Data supplied:
═══

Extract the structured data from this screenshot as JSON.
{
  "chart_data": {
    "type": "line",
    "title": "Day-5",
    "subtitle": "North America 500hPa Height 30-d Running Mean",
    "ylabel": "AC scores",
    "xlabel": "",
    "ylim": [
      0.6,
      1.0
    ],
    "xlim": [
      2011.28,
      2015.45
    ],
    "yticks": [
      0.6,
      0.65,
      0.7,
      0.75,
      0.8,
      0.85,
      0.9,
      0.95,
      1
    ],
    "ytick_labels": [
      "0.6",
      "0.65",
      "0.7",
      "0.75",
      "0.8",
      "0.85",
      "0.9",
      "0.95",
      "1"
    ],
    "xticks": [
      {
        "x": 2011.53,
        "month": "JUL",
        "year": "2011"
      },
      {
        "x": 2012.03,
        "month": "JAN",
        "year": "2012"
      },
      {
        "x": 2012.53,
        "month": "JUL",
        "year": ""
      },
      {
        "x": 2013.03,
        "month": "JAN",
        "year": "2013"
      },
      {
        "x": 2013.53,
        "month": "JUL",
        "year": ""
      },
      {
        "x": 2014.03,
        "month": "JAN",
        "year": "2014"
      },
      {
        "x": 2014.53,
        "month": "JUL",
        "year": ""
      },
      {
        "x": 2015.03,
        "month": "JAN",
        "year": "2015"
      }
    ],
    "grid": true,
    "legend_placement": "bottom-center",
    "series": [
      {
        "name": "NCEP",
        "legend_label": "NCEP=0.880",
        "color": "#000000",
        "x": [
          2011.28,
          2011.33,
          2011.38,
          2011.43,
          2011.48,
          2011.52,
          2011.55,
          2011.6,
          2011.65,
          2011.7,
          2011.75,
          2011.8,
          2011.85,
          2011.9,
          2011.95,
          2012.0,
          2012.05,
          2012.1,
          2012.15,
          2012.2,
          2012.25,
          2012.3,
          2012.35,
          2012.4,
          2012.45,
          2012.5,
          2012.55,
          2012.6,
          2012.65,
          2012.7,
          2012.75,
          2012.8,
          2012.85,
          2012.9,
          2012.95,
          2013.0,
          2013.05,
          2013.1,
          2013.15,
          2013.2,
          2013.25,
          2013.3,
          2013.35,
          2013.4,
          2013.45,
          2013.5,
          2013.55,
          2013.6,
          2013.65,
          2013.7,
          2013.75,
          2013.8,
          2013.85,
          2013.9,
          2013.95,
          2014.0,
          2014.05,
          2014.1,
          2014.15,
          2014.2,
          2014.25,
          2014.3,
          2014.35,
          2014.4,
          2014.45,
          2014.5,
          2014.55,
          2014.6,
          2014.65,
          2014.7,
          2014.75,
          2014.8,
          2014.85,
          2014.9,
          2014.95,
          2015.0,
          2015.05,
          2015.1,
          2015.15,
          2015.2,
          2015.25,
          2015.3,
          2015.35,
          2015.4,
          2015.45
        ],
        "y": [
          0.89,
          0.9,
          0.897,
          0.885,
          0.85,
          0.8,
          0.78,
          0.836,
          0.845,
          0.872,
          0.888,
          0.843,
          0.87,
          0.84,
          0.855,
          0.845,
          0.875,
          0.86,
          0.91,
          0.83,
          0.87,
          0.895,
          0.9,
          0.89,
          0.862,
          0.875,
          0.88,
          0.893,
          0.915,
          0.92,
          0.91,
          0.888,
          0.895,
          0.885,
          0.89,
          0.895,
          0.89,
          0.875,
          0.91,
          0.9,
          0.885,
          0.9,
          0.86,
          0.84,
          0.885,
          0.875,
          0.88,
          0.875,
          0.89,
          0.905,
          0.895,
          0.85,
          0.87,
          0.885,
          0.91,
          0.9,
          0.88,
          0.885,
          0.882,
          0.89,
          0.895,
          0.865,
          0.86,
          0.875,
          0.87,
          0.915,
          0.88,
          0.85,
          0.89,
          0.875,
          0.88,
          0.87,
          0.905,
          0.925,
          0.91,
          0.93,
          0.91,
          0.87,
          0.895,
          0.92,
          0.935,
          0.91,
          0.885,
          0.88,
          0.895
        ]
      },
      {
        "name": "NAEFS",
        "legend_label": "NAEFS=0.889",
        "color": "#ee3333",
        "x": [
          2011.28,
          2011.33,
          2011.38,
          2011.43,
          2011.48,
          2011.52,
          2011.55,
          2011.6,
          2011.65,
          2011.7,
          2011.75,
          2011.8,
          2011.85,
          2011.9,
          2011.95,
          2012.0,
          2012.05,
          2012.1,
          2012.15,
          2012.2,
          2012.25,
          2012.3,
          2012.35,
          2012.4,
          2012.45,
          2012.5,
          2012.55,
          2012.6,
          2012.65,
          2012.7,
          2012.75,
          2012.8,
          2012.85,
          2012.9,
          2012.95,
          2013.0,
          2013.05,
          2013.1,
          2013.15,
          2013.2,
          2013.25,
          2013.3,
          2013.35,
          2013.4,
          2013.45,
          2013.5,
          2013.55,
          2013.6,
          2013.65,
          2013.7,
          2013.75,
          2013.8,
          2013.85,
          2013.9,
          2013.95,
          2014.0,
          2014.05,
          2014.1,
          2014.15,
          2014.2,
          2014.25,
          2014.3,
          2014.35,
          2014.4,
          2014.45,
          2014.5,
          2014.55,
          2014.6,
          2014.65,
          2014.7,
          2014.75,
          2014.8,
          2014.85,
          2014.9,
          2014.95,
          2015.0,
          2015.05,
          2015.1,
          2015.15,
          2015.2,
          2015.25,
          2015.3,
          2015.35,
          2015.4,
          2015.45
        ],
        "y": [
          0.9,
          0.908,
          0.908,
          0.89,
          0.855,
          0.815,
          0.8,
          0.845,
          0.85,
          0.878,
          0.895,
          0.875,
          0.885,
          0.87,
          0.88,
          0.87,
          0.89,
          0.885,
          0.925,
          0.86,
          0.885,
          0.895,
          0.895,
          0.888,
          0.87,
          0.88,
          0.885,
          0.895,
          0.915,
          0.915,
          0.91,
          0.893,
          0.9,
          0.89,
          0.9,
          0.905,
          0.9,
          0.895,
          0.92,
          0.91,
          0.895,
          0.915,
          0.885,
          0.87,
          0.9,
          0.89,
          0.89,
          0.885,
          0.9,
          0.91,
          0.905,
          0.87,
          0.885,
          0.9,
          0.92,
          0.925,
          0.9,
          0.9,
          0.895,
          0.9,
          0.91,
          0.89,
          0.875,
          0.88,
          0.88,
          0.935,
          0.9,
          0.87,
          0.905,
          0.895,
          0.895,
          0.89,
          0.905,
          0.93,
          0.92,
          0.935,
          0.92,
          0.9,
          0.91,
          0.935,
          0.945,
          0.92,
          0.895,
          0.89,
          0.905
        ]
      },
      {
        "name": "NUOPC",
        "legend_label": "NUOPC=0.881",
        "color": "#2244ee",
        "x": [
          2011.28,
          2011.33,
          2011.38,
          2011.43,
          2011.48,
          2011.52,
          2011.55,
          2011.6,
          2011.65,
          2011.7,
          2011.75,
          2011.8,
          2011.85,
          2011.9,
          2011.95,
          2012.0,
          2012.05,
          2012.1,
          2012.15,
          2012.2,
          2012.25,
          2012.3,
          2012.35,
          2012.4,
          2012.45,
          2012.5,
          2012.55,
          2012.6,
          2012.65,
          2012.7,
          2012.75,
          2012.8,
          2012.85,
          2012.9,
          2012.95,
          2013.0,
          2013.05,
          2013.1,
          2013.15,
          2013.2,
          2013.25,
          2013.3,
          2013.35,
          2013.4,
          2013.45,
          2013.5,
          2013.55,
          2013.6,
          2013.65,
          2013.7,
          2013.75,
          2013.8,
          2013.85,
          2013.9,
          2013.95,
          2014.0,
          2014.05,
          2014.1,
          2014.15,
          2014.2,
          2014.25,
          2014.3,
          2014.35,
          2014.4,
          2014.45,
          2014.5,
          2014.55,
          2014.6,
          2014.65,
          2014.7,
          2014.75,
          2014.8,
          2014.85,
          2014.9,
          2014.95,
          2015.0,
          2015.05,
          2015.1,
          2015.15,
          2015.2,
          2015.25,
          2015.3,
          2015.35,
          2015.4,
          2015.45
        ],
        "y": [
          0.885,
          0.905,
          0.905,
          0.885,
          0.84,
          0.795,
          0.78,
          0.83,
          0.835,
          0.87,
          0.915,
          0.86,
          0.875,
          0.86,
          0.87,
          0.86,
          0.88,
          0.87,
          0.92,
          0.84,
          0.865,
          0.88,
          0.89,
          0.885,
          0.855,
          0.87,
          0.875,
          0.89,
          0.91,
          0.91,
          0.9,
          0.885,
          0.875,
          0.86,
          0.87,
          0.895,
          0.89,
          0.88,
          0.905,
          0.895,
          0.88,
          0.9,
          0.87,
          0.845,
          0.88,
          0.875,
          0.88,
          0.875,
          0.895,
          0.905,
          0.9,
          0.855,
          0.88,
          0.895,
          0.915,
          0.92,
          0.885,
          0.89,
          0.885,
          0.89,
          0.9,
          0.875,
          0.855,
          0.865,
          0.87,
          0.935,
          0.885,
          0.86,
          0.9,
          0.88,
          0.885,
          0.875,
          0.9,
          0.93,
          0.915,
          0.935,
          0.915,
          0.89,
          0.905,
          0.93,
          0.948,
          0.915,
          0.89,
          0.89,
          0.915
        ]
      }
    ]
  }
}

═══

Task to complete: Copy each line of the listing that holds the word "color".

Finished answer:
        "color": "#000000",
        "color": "#ee3333",
        "color": "#2244ee",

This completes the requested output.